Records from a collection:
====================

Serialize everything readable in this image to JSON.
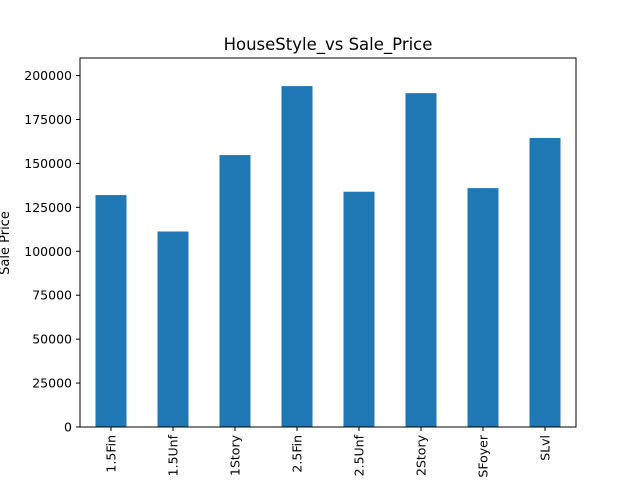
{
  "chart_data": {
    "type": "bar",
    "title": "HouseStyle_vs Sale_Price",
    "xlabel": "",
    "ylabel": "Sale Price",
    "categories": [
      "1.5Fin",
      "1.5Unf",
      "1Story",
      "2.5Fin",
      "2.5Unf",
      "2Story",
      "SFoyer",
      "SLvl"
    ],
    "values": [
      132000,
      111250,
      154750,
      194000,
      133900,
      190000,
      135960,
      164500
    ],
    "ylim": [
      0,
      210000
    ],
    "yticks": [
      0,
      25000,
      50000,
      75000,
      100000,
      125000,
      150000,
      175000,
      200000
    ],
    "ytick_labels": [
      "0",
      "25000",
      "50000",
      "75000",
      "100000",
      "125000",
      "150000",
      "175000",
      "200000"
    ],
    "bar_color": "#1f77b4",
    "grid": false,
    "legend": "none"
  }
}
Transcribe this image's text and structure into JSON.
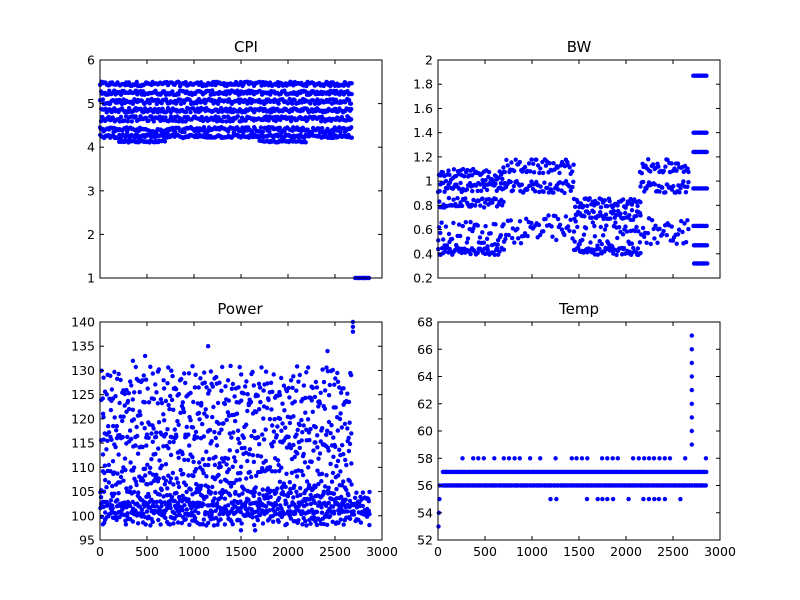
{
  "figure": {
    "background": "#ffffff",
    "marker_color": "#0000ff"
  },
  "chart_data": [
    {
      "type": "scatter",
      "title": "CPI",
      "xlim": [
        0,
        3000
      ],
      "ylim": [
        1,
        6
      ],
      "xticks": [],
      "yticks": [
        1,
        2,
        3,
        4,
        5,
        6
      ],
      "bands": [
        {
          "y": 5.45,
          "x_range": [
            0,
            2680
          ],
          "spread": 0.05
        },
        {
          "y": 5.25,
          "x_range": [
            0,
            2680
          ],
          "spread": 0.05
        },
        {
          "y": 5.05,
          "x_range": [
            0,
            2680
          ],
          "spread": 0.06
        },
        {
          "y": 4.85,
          "x_range": [
            0,
            2680
          ],
          "spread": 0.05
        },
        {
          "y": 4.65,
          "x_range": [
            0,
            2680
          ],
          "spread": 0.06
        },
        {
          "y": 4.4,
          "x_range": [
            0,
            2680
          ],
          "spread": 0.06
        },
        {
          "y": 4.25,
          "x_range": [
            0,
            2680
          ],
          "spread": 0.04
        },
        {
          "y": 4.13,
          "x_range": [
            200,
            700
          ],
          "spread": 0.02
        },
        {
          "y": 4.13,
          "x_range": [
            1700,
            2200
          ],
          "spread": 0.02
        },
        {
          "y": 1.0,
          "x_range": [
            2720,
            2860
          ],
          "spread": 0.0
        }
      ]
    },
    {
      "type": "scatter",
      "title": "BW",
      "xlim": [
        0,
        3000
      ],
      "ylim": [
        0.2,
        2.0
      ],
      "xticks": [],
      "yticks": [
        0.2,
        0.4,
        0.6,
        0.8,
        1.0,
        1.2,
        1.4,
        1.6,
        1.8,
        2.0
      ],
      "bands": [
        {
          "y": 1.05,
          "x_range": [
            0,
            700
          ],
          "spread": 0.05
        },
        {
          "y": 0.95,
          "x_range": [
            0,
            700
          ],
          "spread": 0.04
        },
        {
          "y": 0.82,
          "x_range": [
            0,
            700
          ],
          "spread": 0.04
        },
        {
          "y": 0.55,
          "x_range": [
            0,
            700
          ],
          "spread": 0.12
        },
        {
          "y": 0.42,
          "x_range": [
            0,
            700
          ],
          "spread": 0.03
        },
        {
          "y": 1.12,
          "x_range": [
            700,
            1450
          ],
          "spread": 0.06
        },
        {
          "y": 0.95,
          "x_range": [
            700,
            1450
          ],
          "spread": 0.05
        },
        {
          "y": 0.6,
          "x_range": [
            700,
            1450
          ],
          "spread": 0.12
        },
        {
          "y": 0.82,
          "x_range": [
            1450,
            2150
          ],
          "spread": 0.04
        },
        {
          "y": 0.72,
          "x_range": [
            1450,
            2150
          ],
          "spread": 0.04
        },
        {
          "y": 0.55,
          "x_range": [
            1450,
            2150
          ],
          "spread": 0.12
        },
        {
          "y": 0.42,
          "x_range": [
            1450,
            2150
          ],
          "spread": 0.03
        },
        {
          "y": 1.12,
          "x_range": [
            2150,
            2680
          ],
          "spread": 0.06
        },
        {
          "y": 0.95,
          "x_range": [
            2150,
            2680
          ],
          "spread": 0.05
        },
        {
          "y": 0.6,
          "x_range": [
            2150,
            2680
          ],
          "spread": 0.12
        },
        {
          "y": 1.87,
          "x_range": [
            2720,
            2860
          ],
          "spread": 0.0
        },
        {
          "y": 1.4,
          "x_range": [
            2720,
            2860
          ],
          "spread": 0.0
        },
        {
          "y": 1.24,
          "x_range": [
            2720,
            2860
          ],
          "spread": 0.0
        },
        {
          "y": 0.94,
          "x_range": [
            2720,
            2860
          ],
          "spread": 0.0
        },
        {
          "y": 0.63,
          "x_range": [
            2720,
            2860
          ],
          "spread": 0.0
        },
        {
          "y": 0.47,
          "x_range": [
            2720,
            2860
          ],
          "spread": 0.0
        },
        {
          "y": 0.32,
          "x_range": [
            2720,
            2860
          ],
          "spread": 0.0
        }
      ]
    },
    {
      "type": "scatter",
      "title": "Power",
      "xlim": [
        0,
        3000
      ],
      "ylim": [
        95,
        140
      ],
      "xticks": [
        0,
        500,
        1000,
        1500,
        2000,
        2500,
        3000
      ],
      "yticks": [
        95,
        100,
        105,
        110,
        115,
        120,
        125,
        130,
        135,
        140
      ],
      "bands": [
        {
          "y": 99.5,
          "x_range": [
            0,
            2870
          ],
          "spread": 1.5
        },
        {
          "y": 101.5,
          "x_range": [
            0,
            2870
          ],
          "spread": 1.2
        },
        {
          "y": 103.5,
          "x_range": [
            0,
            2870
          ],
          "spread": 1.5
        },
        {
          "y": 107,
          "x_range": [
            0,
            2680
          ],
          "spread": 2.5
        },
        {
          "y": 113,
          "x_range": [
            0,
            2680
          ],
          "spread": 3.5
        },
        {
          "y": 120,
          "x_range": [
            0,
            2680
          ],
          "spread": 4
        },
        {
          "y": 127,
          "x_range": [
            0,
            2680
          ],
          "spread": 4
        }
      ],
      "extra_points": [
        [
          2690,
          138
        ],
        [
          2690,
          139
        ],
        [
          2690,
          140
        ],
        [
          1150,
          135
        ],
        [
          2420,
          134
        ],
        [
          480,
          133
        ],
        [
          350,
          132
        ],
        [
          1500,
          97
        ],
        [
          1650,
          97
        ],
        [
          2860,
          101
        ],
        [
          2860,
          103
        ]
      ]
    },
    {
      "type": "scatter",
      "title": "Temp",
      "xlim": [
        0,
        3000
      ],
      "ylim": [
        52,
        68
      ],
      "xticks": [
        0,
        500,
        1000,
        1500,
        2000,
        2500,
        3000
      ],
      "yticks": [
        52,
        54,
        56,
        58,
        60,
        62,
        64,
        66,
        68
      ],
      "bands": [
        {
          "y": 57,
          "x_range": [
            50,
            2860
          ],
          "spread": 0.0
        },
        {
          "y": 56,
          "x_range": [
            50,
            2860
          ],
          "spread": 0.0
        },
        {
          "y": 58,
          "x_range": [
            100,
            2860
          ],
          "spread": 0.0,
          "sparse": true
        },
        {
          "y": 55,
          "x_range": [
            1200,
            2600
          ],
          "spread": 0.0,
          "sparse": true
        }
      ],
      "extra_points": [
        [
          5,
          53
        ],
        [
          10,
          54
        ],
        [
          15,
          55
        ],
        [
          20,
          56
        ],
        [
          2700,
          59
        ],
        [
          2700,
          60
        ],
        [
          2700,
          61
        ],
        [
          2700,
          62
        ],
        [
          2700,
          63
        ],
        [
          2700,
          64
        ],
        [
          2700,
          65
        ],
        [
          2700,
          66
        ],
        [
          2700,
          67
        ]
      ]
    }
  ]
}
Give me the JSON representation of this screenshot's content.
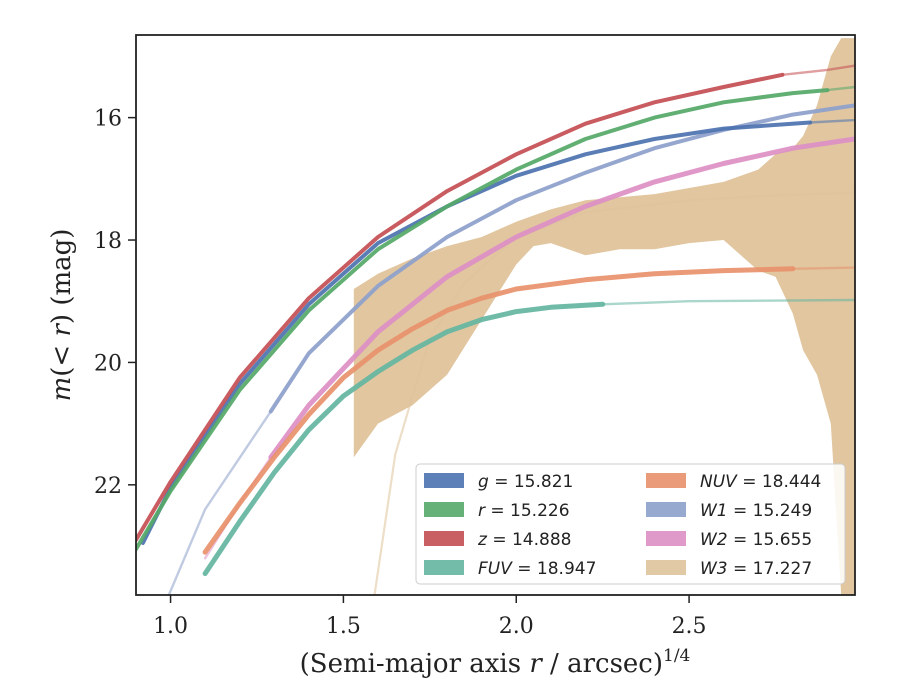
{
  "chart_data": {
    "type": "line",
    "xlabel_main": "(Semi-major axis ",
    "xlabel_r": "r",
    "xlabel_unit": " / arcsec)",
    "xlabel_exp": "1/4",
    "ylabel_m": "m",
    "ylabel_open": "(",
    "ylabel_lt": "< ",
    "ylabel_r": "r",
    "ylabel_close": ") (mag)",
    "xlim": [
      0.9,
      2.98
    ],
    "ylim": [
      23.8,
      14.65
    ],
    "y_inverted": true,
    "grid": false,
    "legend_position": "lower-right",
    "x_ticks": [
      {
        "value": 1.0,
        "label": "1.0"
      },
      {
        "value": 1.5,
        "label": "1.5"
      },
      {
        "value": 2.0,
        "label": "2.0"
      },
      {
        "value": 2.5,
        "label": "2.5"
      }
    ],
    "y_ticks": [
      {
        "value": 16,
        "label": "16"
      },
      {
        "value": 18,
        "label": "18"
      },
      {
        "value": 20,
        "label": "20"
      },
      {
        "value": 22,
        "label": "22"
      }
    ],
    "series": [
      {
        "id": "g",
        "band": "g",
        "value_text": "15.821",
        "color": "#4c72b0",
        "data_x": [
          0.92,
          1.0,
          1.2,
          1.4,
          1.6,
          1.8,
          2.0,
          2.2,
          2.4,
          2.6,
          2.85
        ],
        "data_y": [
          22.95,
          22.05,
          20.35,
          19.05,
          18.05,
          17.45,
          16.95,
          16.6,
          16.35,
          16.18,
          16.08
        ],
        "model_x": [
          2.85,
          2.98
        ],
        "model_y": [
          16.08,
          16.04
        ]
      },
      {
        "id": "r",
        "band": "r",
        "value_text": "15.226",
        "color": "#55a868",
        "data_x": [
          0.9,
          1.0,
          1.2,
          1.4,
          1.6,
          1.8,
          2.0,
          2.2,
          2.4,
          2.6,
          2.8,
          2.9
        ],
        "data_y": [
          23.05,
          22.1,
          20.45,
          19.15,
          18.15,
          17.45,
          16.85,
          16.35,
          16.0,
          15.75,
          15.6,
          15.55
        ],
        "model_x": [
          2.9,
          2.98
        ],
        "model_y": [
          15.55,
          15.5
        ]
      },
      {
        "id": "z",
        "band": "z",
        "value_text": "14.888",
        "color": "#c44e52",
        "data_x": [
          0.9,
          1.0,
          1.2,
          1.4,
          1.6,
          1.8,
          2.0,
          2.2,
          2.4,
          2.6,
          2.77
        ],
        "data_y": [
          22.9,
          21.95,
          20.25,
          18.95,
          17.95,
          17.2,
          16.6,
          16.1,
          15.75,
          15.5,
          15.3
        ],
        "model_x": [
          2.77,
          2.9,
          2.98
        ],
        "model_y": [
          15.3,
          15.22,
          15.15
        ]
      },
      {
        "id": "fuv",
        "band": "FUV",
        "value_text": "18.947",
        "color": "#64b5a0",
        "data_x": [
          1.1,
          1.2,
          1.3,
          1.4,
          1.5,
          1.6,
          1.7,
          1.8,
          1.9,
          2.0,
          2.1,
          2.25
        ],
        "data_y": [
          23.45,
          22.6,
          21.8,
          21.1,
          20.55,
          20.15,
          19.8,
          19.5,
          19.3,
          19.17,
          19.1,
          19.05
        ],
        "model_x": [
          2.25,
          2.5,
          2.98
        ],
        "model_y": [
          19.05,
          19.0,
          18.98
        ]
      },
      {
        "id": "nuv",
        "band": "NUV",
        "value_text": "18.444",
        "color": "#e8916b",
        "data_x": [
          1.1,
          1.2,
          1.3,
          1.4,
          1.5,
          1.6,
          1.7,
          1.8,
          1.9,
          2.0,
          2.2,
          2.4,
          2.6,
          2.8
        ],
        "data_y": [
          23.1,
          22.3,
          21.55,
          20.85,
          20.25,
          19.8,
          19.45,
          19.15,
          18.95,
          18.8,
          18.65,
          18.55,
          18.5,
          18.47
        ],
        "model_x": [
          2.8,
          2.98
        ],
        "model_y": [
          18.47,
          18.45
        ]
      },
      {
        "id": "w1",
        "band": "W1",
        "value_text": "15.249",
        "color": "#8da0cb",
        "data_x": [
          1.29,
          1.4,
          1.6,
          1.8,
          2.0,
          2.2,
          2.4,
          2.6,
          2.8,
          2.98
        ],
        "data_y": [
          20.8,
          19.85,
          18.75,
          17.95,
          17.35,
          16.9,
          16.5,
          16.2,
          15.95,
          15.8
        ],
        "model_x": [
          0.98,
          1.1,
          1.29
        ],
        "model_y": [
          24.0,
          22.4,
          20.8
        ]
      },
      {
        "id": "w2",
        "band": "W2",
        "value_text": "15.655",
        "color": "#dd8fc4",
        "data_x": [
          1.29,
          1.4,
          1.6,
          1.8,
          2.0,
          2.2,
          2.4,
          2.6,
          2.8,
          2.98
        ],
        "data_y": [
          21.55,
          20.7,
          19.5,
          18.6,
          17.95,
          17.45,
          17.05,
          16.75,
          16.5,
          16.35
        ],
        "model_x": [
          1.1,
          1.2,
          1.29
        ],
        "model_y": [
          23.2,
          22.3,
          21.55
        ]
      },
      {
        "id": "w3",
        "band": "W3",
        "value_text": "17.227",
        "color": "#dfc39b",
        "band_x": [
          1.53,
          1.6,
          1.7,
          1.8,
          1.9,
          2.0,
          2.05,
          2.1,
          2.2,
          2.3,
          2.4,
          2.5,
          2.6,
          2.7,
          2.75,
          2.8,
          2.83,
          2.87,
          2.91,
          2.94,
          2.98
        ],
        "band_lo": [
          18.8,
          18.55,
          18.3,
          18.1,
          17.95,
          17.7,
          17.6,
          17.5,
          17.35,
          17.3,
          17.25,
          17.15,
          17.05,
          16.85,
          16.6,
          16.5,
          16.3,
          15.8,
          15.0,
          14.7,
          14.7
        ],
        "band_hi": [
          21.55,
          21.0,
          20.7,
          20.2,
          19.3,
          18.4,
          18.1,
          18.05,
          18.25,
          18.15,
          18.15,
          18.05,
          18.0,
          18.5,
          18.6,
          19.2,
          19.8,
          20.2,
          21.0,
          23.8,
          23.8
        ],
        "model_x": [
          1.59,
          1.65,
          1.75,
          1.85,
          2.0,
          2.2,
          2.5,
          2.75,
          2.98
        ],
        "model_y": [
          23.8,
          21.5,
          19.6,
          18.7,
          17.95,
          17.55,
          17.35,
          17.27,
          17.23
        ]
      }
    ],
    "legend": [
      {
        "id": "g",
        "text": "= 15.821"
      },
      {
        "id": "r",
        "text": "= 15.226"
      },
      {
        "id": "z",
        "text": "= 14.888"
      },
      {
        "id": "fuv",
        "text": "= 18.947"
      },
      {
        "id": "nuv",
        "text": "= 18.444"
      },
      {
        "id": "w1",
        "text": "= 15.249"
      },
      {
        "id": "w2",
        "text": "= 15.655"
      },
      {
        "id": "w3",
        "text": "= 17.227"
      }
    ]
  }
}
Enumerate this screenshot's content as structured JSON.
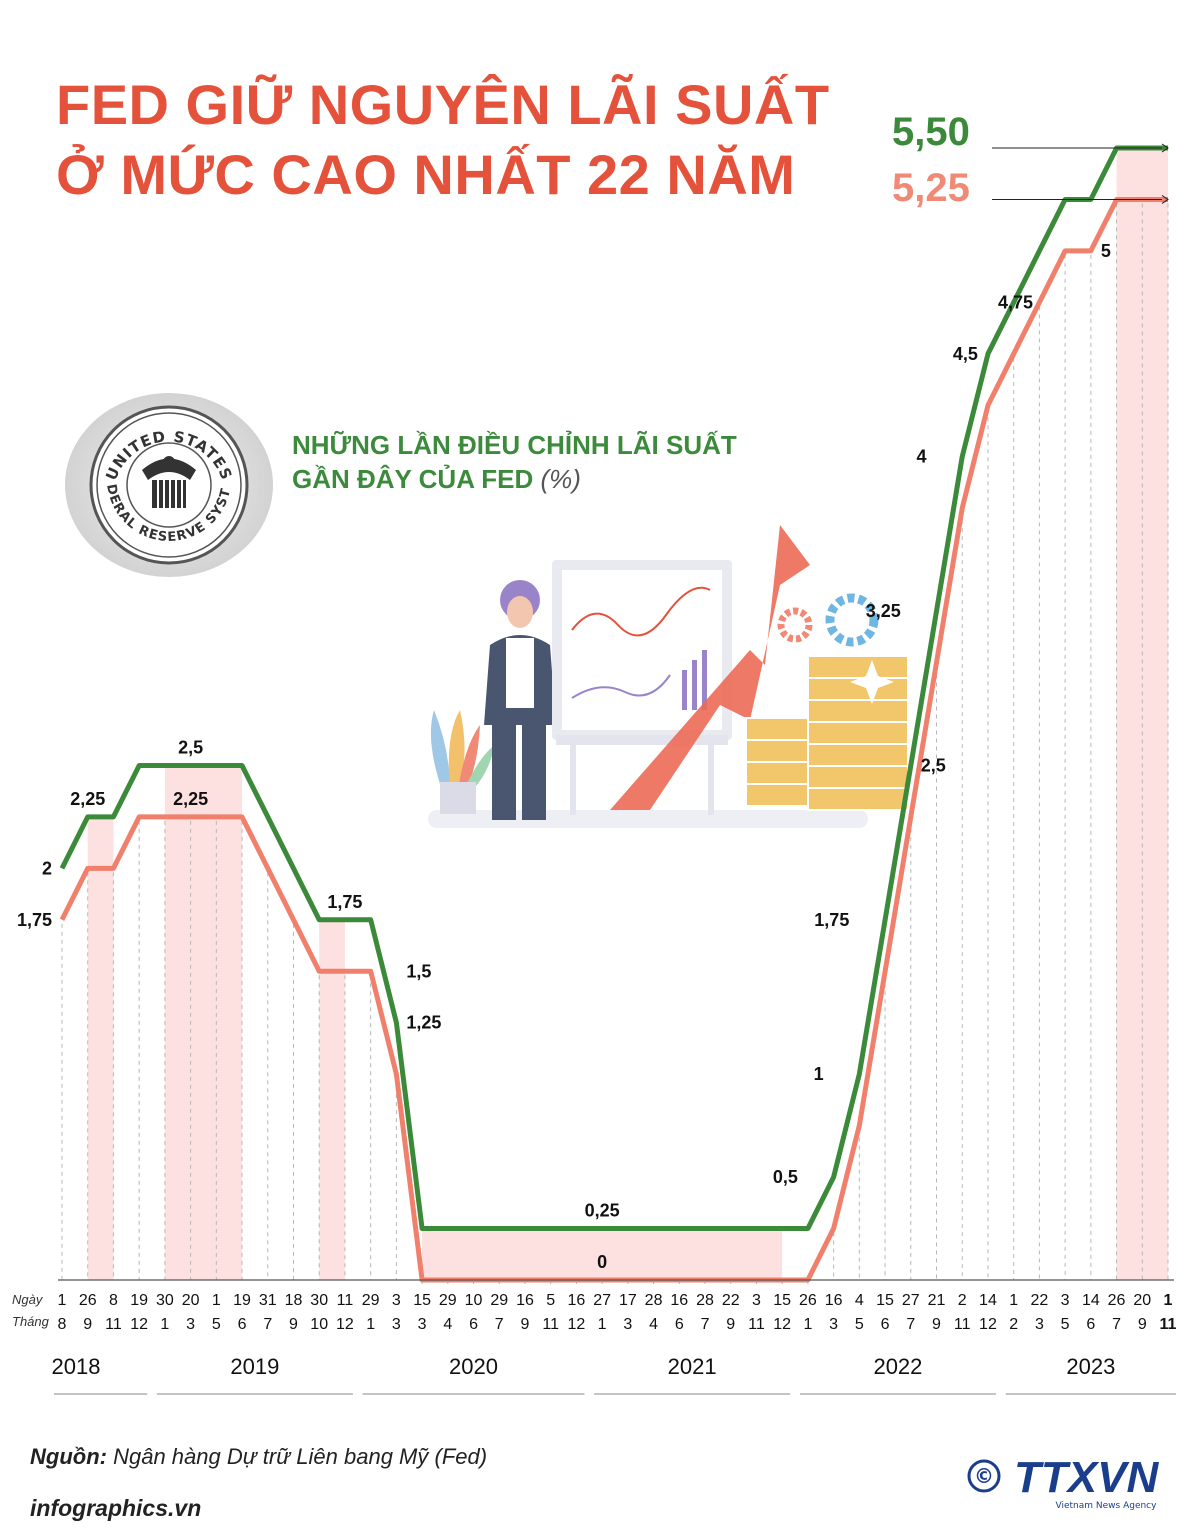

====================

Look through the entries above and list every line containing "image".

• EXERCISE RESPONSE:
Serialize everything readable in this image to JSON.
Transcribe this image's text and structure into JSON.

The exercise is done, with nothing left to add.